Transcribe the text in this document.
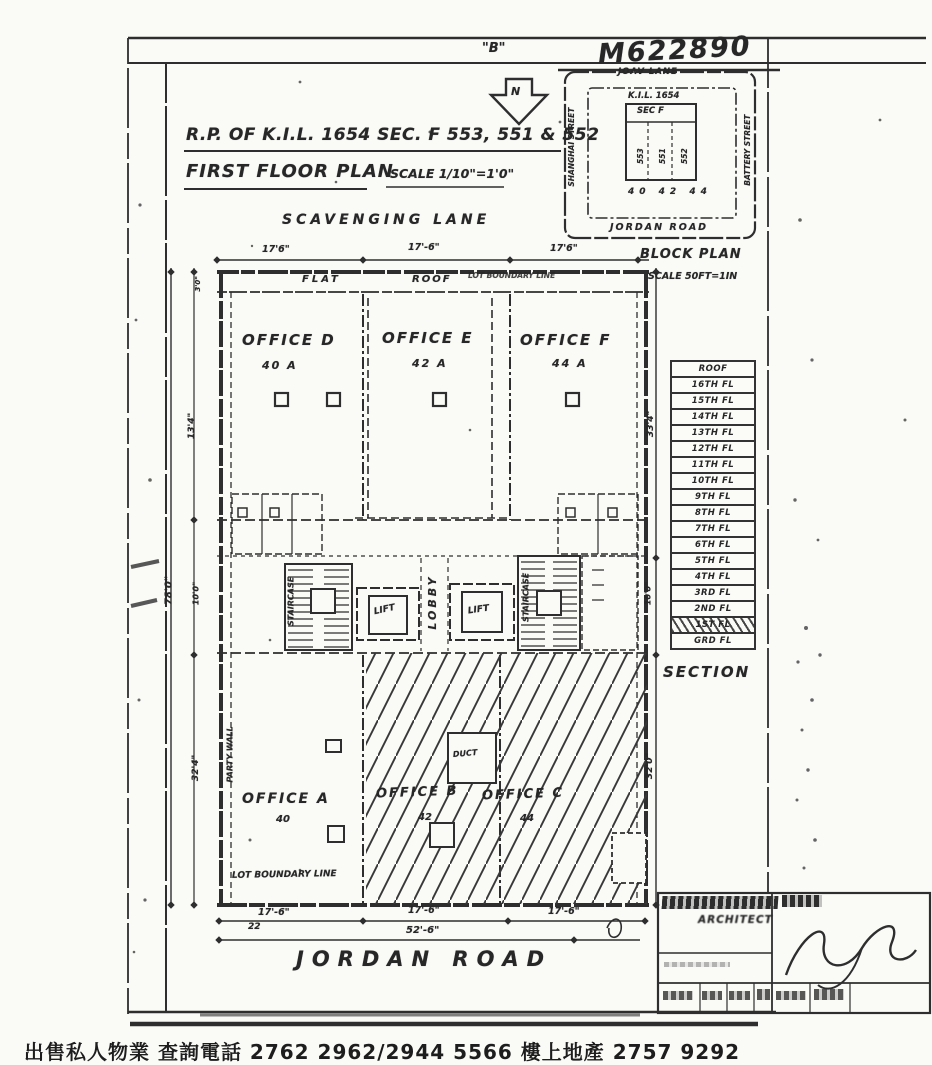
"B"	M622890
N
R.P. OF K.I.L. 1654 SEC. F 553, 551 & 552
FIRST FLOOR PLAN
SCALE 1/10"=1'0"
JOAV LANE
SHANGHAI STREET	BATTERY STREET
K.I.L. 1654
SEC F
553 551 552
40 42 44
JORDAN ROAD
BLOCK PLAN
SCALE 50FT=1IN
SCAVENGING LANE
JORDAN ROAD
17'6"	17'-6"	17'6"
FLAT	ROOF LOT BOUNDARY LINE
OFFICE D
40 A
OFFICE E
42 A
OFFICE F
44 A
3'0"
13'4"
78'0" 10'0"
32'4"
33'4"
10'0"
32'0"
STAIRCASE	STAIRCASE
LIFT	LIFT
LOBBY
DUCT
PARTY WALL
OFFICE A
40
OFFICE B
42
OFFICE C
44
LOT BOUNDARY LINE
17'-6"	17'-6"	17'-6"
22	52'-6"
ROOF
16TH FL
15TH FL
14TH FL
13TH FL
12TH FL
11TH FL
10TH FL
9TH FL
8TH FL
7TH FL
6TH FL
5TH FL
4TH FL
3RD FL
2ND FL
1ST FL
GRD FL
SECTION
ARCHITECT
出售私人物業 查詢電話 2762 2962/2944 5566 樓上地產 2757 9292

################

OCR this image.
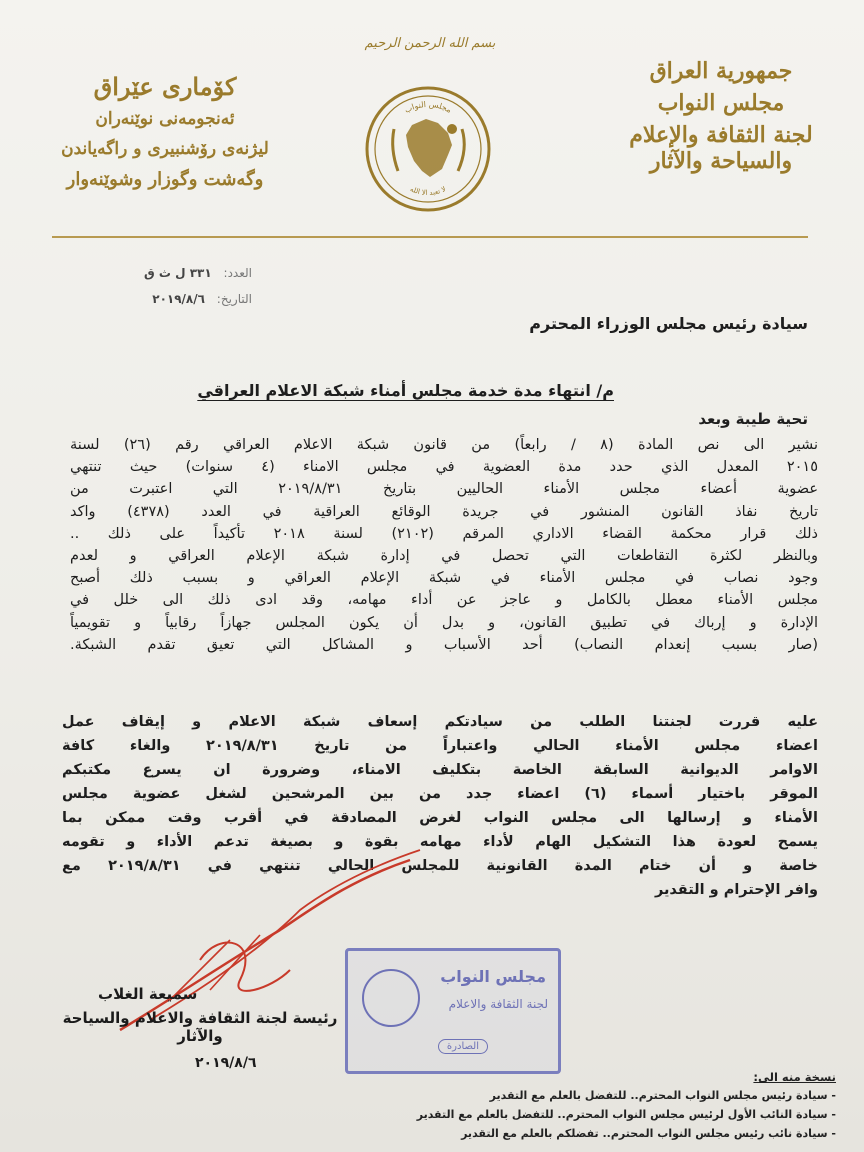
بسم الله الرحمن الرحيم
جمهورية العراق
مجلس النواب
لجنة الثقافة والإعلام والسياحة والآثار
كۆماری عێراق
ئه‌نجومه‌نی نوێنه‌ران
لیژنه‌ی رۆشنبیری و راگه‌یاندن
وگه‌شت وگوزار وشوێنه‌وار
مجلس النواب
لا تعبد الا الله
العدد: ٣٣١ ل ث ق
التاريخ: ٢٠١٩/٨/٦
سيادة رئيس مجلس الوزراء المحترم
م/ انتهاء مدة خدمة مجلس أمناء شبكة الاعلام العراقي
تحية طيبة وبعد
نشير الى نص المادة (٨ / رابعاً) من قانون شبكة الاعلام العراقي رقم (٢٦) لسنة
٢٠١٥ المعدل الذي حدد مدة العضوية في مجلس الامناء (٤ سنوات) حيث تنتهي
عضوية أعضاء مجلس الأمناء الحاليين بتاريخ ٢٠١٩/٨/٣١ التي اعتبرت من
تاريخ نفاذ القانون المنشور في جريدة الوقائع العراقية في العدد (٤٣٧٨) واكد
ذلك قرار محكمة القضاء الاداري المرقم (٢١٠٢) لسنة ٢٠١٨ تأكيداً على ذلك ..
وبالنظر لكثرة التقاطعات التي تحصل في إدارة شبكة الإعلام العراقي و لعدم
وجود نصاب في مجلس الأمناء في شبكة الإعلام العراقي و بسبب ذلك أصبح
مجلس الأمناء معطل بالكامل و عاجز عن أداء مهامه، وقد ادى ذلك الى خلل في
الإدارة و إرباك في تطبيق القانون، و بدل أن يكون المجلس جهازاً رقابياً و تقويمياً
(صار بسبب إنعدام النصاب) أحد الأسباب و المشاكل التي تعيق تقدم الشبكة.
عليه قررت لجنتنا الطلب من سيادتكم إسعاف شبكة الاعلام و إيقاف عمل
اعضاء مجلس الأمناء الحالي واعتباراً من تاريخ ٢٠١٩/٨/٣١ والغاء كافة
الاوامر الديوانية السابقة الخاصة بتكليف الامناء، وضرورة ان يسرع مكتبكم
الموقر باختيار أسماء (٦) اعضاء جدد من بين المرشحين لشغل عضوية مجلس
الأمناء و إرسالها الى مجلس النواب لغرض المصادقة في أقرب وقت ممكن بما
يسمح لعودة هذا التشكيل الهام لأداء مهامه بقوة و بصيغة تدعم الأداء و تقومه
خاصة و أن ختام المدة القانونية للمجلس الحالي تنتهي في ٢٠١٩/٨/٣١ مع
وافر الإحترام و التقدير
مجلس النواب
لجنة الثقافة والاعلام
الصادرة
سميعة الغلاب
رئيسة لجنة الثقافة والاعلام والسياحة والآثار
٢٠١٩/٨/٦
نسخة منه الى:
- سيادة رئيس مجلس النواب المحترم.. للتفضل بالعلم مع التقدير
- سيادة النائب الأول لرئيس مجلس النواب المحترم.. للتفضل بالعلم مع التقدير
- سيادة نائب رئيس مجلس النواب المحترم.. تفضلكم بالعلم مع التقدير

################

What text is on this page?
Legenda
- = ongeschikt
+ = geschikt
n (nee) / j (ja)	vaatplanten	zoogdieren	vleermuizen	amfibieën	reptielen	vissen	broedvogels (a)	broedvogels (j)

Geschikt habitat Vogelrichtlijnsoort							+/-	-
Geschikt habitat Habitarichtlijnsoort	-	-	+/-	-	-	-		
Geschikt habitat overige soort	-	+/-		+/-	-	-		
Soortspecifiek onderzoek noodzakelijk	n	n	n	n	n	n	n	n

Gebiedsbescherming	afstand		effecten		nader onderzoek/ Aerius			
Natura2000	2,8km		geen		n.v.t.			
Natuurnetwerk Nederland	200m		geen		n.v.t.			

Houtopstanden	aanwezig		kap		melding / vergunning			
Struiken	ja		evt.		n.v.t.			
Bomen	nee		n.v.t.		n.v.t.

################

Task statement
What is the number of lines holding the word "this"? State it alone.

The completed task
3